▸ **Stated task**:
Write the entries out again exactly as they stand, but without the pictures.

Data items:
- - -
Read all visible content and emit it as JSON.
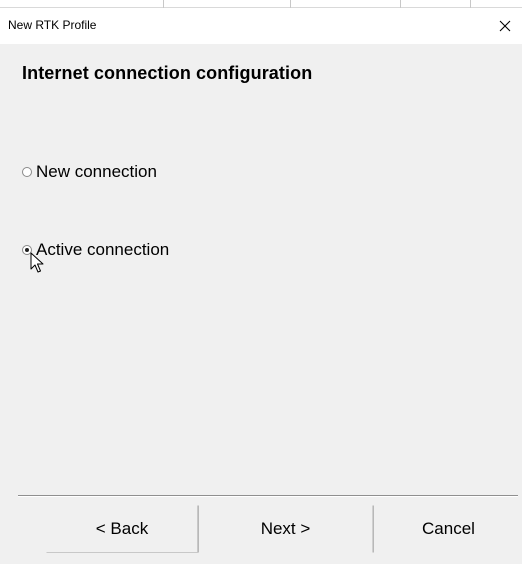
{
  "window": {
    "title": "New RTK Profile",
    "close_icon": "close-icon"
  },
  "page": {
    "heading": "Internet connection configuration"
  },
  "options": [
    {
      "label": "New connection",
      "checked": false
    },
    {
      "label": "Active connection",
      "checked": true
    }
  ],
  "buttons": {
    "back": "< Back",
    "next": "Next >",
    "cancel": "Cancel"
  },
  "icons": {
    "cursor": "mouse-pointer-icon"
  }
}
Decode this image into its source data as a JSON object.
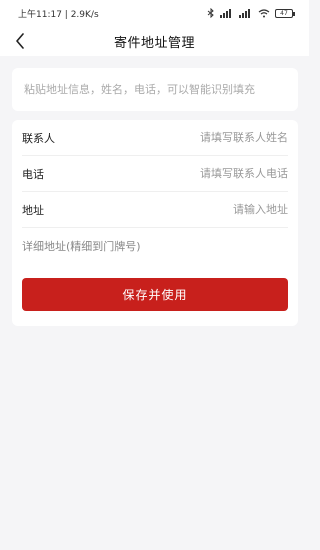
{
  "status_bar": {
    "time": "上午11:17 | 2.9K/s",
    "battery": "47"
  },
  "nav": {
    "title": "寄件地址管理"
  },
  "paste": {
    "placeholder": "粘贴地址信息，姓名，电话，可以智能识别填充"
  },
  "form": {
    "contact": {
      "label": "联系人",
      "placeholder": "请填写联系人姓名"
    },
    "phone": {
      "label": "电话",
      "placeholder": "请填写联系人电话"
    },
    "address": {
      "label": "地址",
      "placeholder": "请输入地址"
    },
    "detail": {
      "placeholder": "详细地址(精细到门牌号)"
    },
    "save_label": "保存并使用"
  },
  "colors": {
    "accent": "#c8201c",
    "background": "#f5f5f7"
  }
}
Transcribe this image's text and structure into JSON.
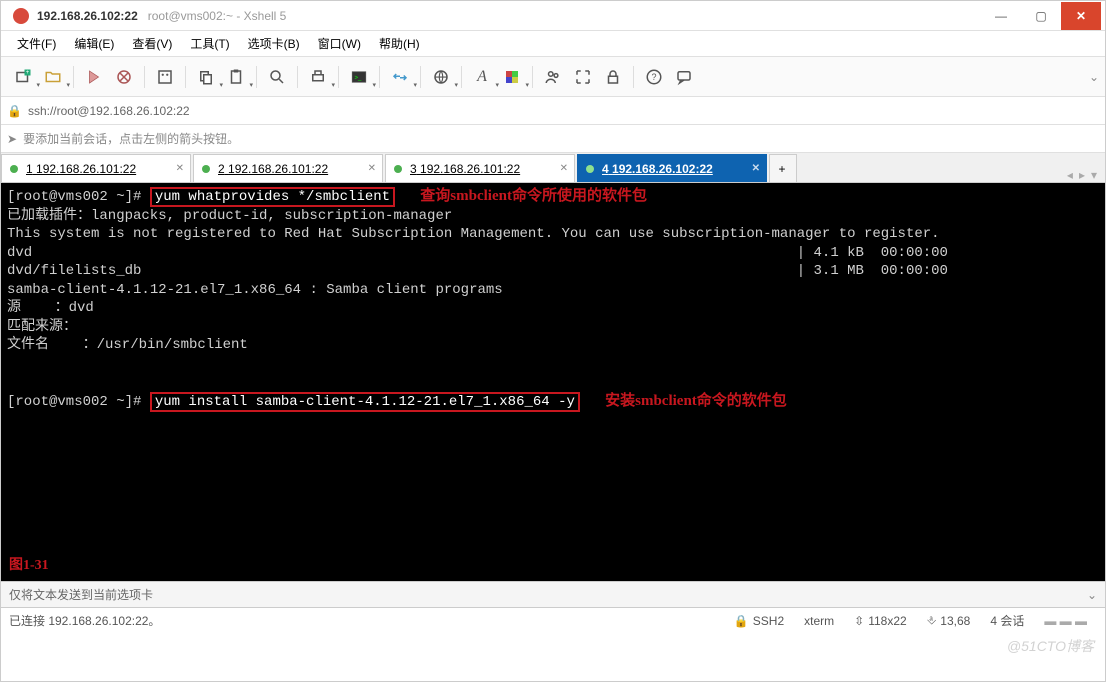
{
  "titlebar": {
    "ip": "192.168.26.102:22",
    "subtitle": "root@vms002:~ - Xshell 5"
  },
  "menu": [
    "文件(F)",
    "编辑(E)",
    "查看(V)",
    "工具(T)",
    "选项卡(B)",
    "窗口(W)",
    "帮助(H)"
  ],
  "address": "ssh://root@192.168.26.102:22",
  "hint": "要添加当前会话，点击左侧的箭头按钮。",
  "tabs": [
    {
      "num": "1",
      "label": "192.168.26.101:22"
    },
    {
      "num": "2",
      "label": "192.168.26.101:22"
    },
    {
      "num": "3",
      "label": "192.168.26.101:22"
    },
    {
      "num": "4",
      "label": "192.168.26.102:22"
    }
  ],
  "term": {
    "prompt1": "[root@vms002 ~]# ",
    "cmd1": "yum whatprovides */smbclient",
    "anno1": "查询smbclient命令所使用的软件包",
    "out_lines": [
      "已加载插件：langpacks, product-id, subscription-manager",
      "This system is not registered to Red Hat Subscription Management. You can use subscription-manager to register.",
      "dvd                                                                                           | 4.1 kB  00:00:00",
      "dvd/filelists_db                                                                              | 3.1 MB  00:00:00",
      "samba-client-4.1.12-21.el7_1.x86_64 : Samba client programs",
      "源    ：dvd",
      "匹配来源：",
      "文件名    ：/usr/bin/smbclient"
    ],
    "prompt2": "[root@vms002 ~]# ",
    "cmd2": "yum install samba-client-4.1.12-21.el7_1.x86_64 -y",
    "anno2": "安装smbclient命令的软件包",
    "fig": "图1-31"
  },
  "statustop": {
    "left": "仅将文本发送到当前选项卡"
  },
  "status": {
    "left": "已连接 192.168.26.102:22。",
    "proto": "SSH2",
    "term": "xterm",
    "size": "118x22",
    "cursor": "13,68",
    "sessions": "4 会话"
  },
  "watermark": "@51CTO博客"
}
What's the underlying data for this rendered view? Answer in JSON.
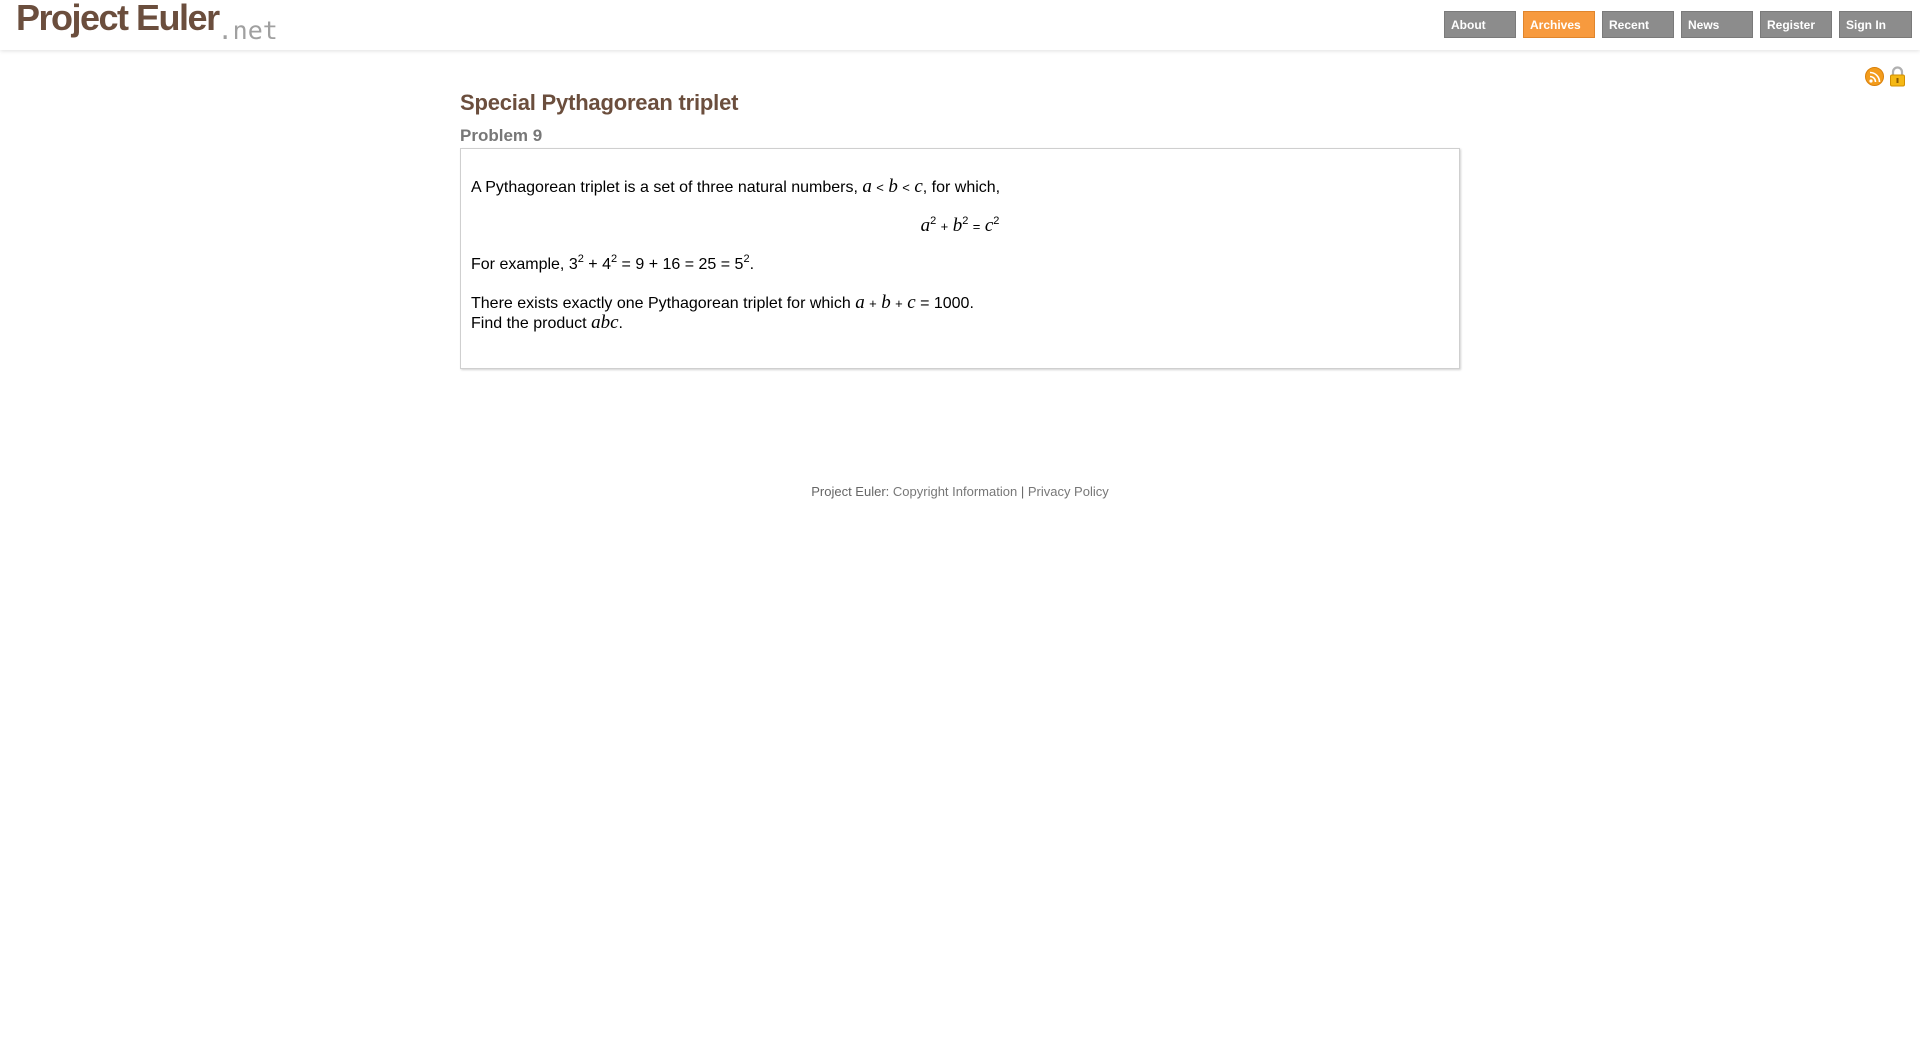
{
  "header": {
    "logo_main": "Project Euler",
    "logo_suffix": ".net",
    "nav": [
      {
        "label": "About"
      },
      {
        "label": "Archives"
      },
      {
        "label": "Recent"
      },
      {
        "label": "News"
      },
      {
        "label": "Register"
      },
      {
        "label": "Sign In"
      }
    ],
    "active_nav": "Archives",
    "icons": [
      "rss-icon",
      "lock-icon"
    ]
  },
  "problem": {
    "title": "Special Pythagorean triplet",
    "number_label": "Problem 9",
    "p1_text": "A Pythagorean triplet is a set of three natural numbers, ",
    "p1_end": ", for which,",
    "vars": {
      "a": "a",
      "b": "b",
      "c": "c",
      "abc": "abc"
    },
    "ops": {
      "lt": "<",
      "plus": "+",
      "eq": "="
    },
    "exp": "2",
    "example_prefix": "For example, ",
    "example_base1": "3",
    "example_base2": "4",
    "example_mid": " = 9 + 16 = 25 = ",
    "example_base3": "5",
    "example_end": ".",
    "p3_text": "There exists exactly one Pythagorean triplet for which ",
    "p3_end": " = 1000.",
    "p4_text": "Find the product ",
    "p4_end": "."
  },
  "footer": {
    "brand": "Project Euler:",
    "copyright_link": "Copyright Information",
    "separator": "|",
    "privacy_link": "Privacy Policy"
  },
  "colors": {
    "brand_brown": "#6b4e3d",
    "nav_gray": "#8c8c8c",
    "nav_active": "#f79a3e",
    "rss_orange": "#f39c1c"
  }
}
- - -
▸ **Task output**:
Read all visible content and emit it as JSON.
{
  "window": {
    "title": "New RTK Profile",
    "close_icon": "close-icon"
  },
  "page": {
    "heading": "Internet connection configuration"
  },
  "options": [
    {
      "label": "New connection",
      "checked": false
    },
    {
      "label": "Active connection",
      "checked": true
    }
  ],
  "buttons": {
    "back": "< Back",
    "next": "Next >",
    "cancel": "Cancel"
  },
  "icons": {
    "cursor": "mouse-pointer-icon"
  }
}
Decode this image into its source data as a JSON object.
{
  "status_bar": {
    "time": "上午11:17 | 2.9K/s",
    "battery": "47"
  },
  "nav": {
    "title": "寄件地址管理"
  },
  "paste": {
    "placeholder": "粘贴地址信息，姓名，电话，可以智能识别填充"
  },
  "form": {
    "contact": {
      "label": "联系人",
      "placeholder": "请填写联系人姓名"
    },
    "phone": {
      "label": "电话",
      "placeholder": "请填写联系人电话"
    },
    "address": {
      "label": "地址",
      "placeholder": "请输入地址"
    },
    "detail": {
      "placeholder": "详细地址(精细到门牌号)"
    },
    "save_label": "保存并使用"
  },
  "colors": {
    "accent": "#c8201c",
    "background": "#f5f5f7"
  }
}
Transcribe this image's text and structure into JSON.
{
  "titlebar": {
    "ip": "192.168.26.102:22",
    "subtitle": "root@vms002:~ - Xshell 5"
  },
  "menu": [
    "文件(F)",
    "编辑(E)",
    "查看(V)",
    "工具(T)",
    "选项卡(B)",
    "窗口(W)",
    "帮助(H)"
  ],
  "address": "ssh://root@192.168.26.102:22",
  "hint": "要添加当前会话，点击左侧的箭头按钮。",
  "tabs": [
    {
      "num": "1",
      "label": "192.168.26.101:22"
    },
    {
      "num": "2",
      "label": "192.168.26.101:22"
    },
    {
      "num": "3",
      "label": "192.168.26.101:22"
    },
    {
      "num": "4",
      "label": "192.168.26.102:22"
    }
  ],
  "term": {
    "prompt1": "[root@vms002 ~]# ",
    "cmd1": "yum whatprovides */smbclient",
    "anno1": "查询smbclient命令所使用的软件包",
    "out_lines": [
      "已加载插件：langpacks, product-id, subscription-manager",
      "This system is not registered to Red Hat Subscription Management. You can use subscription-manager to register.",
      "dvd                                                                                           | 4.1 kB  00:00:00",
      "dvd/filelists_db                                                                              | 3.1 MB  00:00:00",
      "samba-client-4.1.12-21.el7_1.x86_64 : Samba client programs",
      "源    ：dvd",
      "匹配来源：",
      "文件名    ：/usr/bin/smbclient"
    ],
    "prompt2": "[root@vms002 ~]# ",
    "cmd2": "yum install samba-client-4.1.12-21.el7_1.x86_64 -y",
    "anno2": "安装smbclient命令的软件包",
    "fig": "图1-31"
  },
  "statustop": {
    "left": "仅将文本发送到当前选项卡"
  },
  "status": {
    "left": "已连接 192.168.26.102:22。",
    "proto": "SSH2",
    "term": "xterm",
    "size": "118x22",
    "cursor": "13,68",
    "sessions": "4 会话"
  },
  "watermark": "@51CTO博客"
}
What's the underlying data for this rendered view? Answer in JSON.
{
  "header": {
    "logo_main": "Project Euler",
    "logo_suffix": ".net",
    "nav": [
      {
        "label": "About"
      },
      {
        "label": "Archives"
      },
      {
        "label": "Recent"
      },
      {
        "label": "News"
      },
      {
        "label": "Register"
      },
      {
        "label": "Sign In"
      }
    ],
    "active_nav": "Archives",
    "icons": [
      "rss-icon",
      "lock-icon"
    ]
  },
  "problem": {
    "title": "Special Pythagorean triplet",
    "number_label": "Problem 9",
    "p1_text": "A Pythagorean triplet is a set of three natural numbers, ",
    "p1_end": ", for which,",
    "vars": {
      "a": "a",
      "b": "b",
      "c": "c",
      "abc": "abc"
    },
    "ops": {
      "lt": "<",
      "plus": "+",
      "eq": "="
    },
    "exp": "2",
    "example_prefix": "For example, ",
    "example_base1": "3",
    "example_base2": "4",
    "example_mid": " = 9 + 16 = 25 = ",
    "example_base3": "5",
    "example_end": ".",
    "p3_text": "There exists exactly one Pythagorean triplet for which ",
    "p3_end": " = 1000.",
    "p4_text": "Find the product ",
    "p4_end": "."
  },
  "footer": {
    "brand": "Project Euler:",
    "copyright_link": "Copyright Information",
    "separator": "|",
    "privacy_link": "Privacy Policy"
  },
  "colors": {
    "brand_brown": "#6b4e3d",
    "nav_gray": "#8c8c8c",
    "nav_active": "#f79a3e",
    "rss_orange": "#f39c1c"
  }
}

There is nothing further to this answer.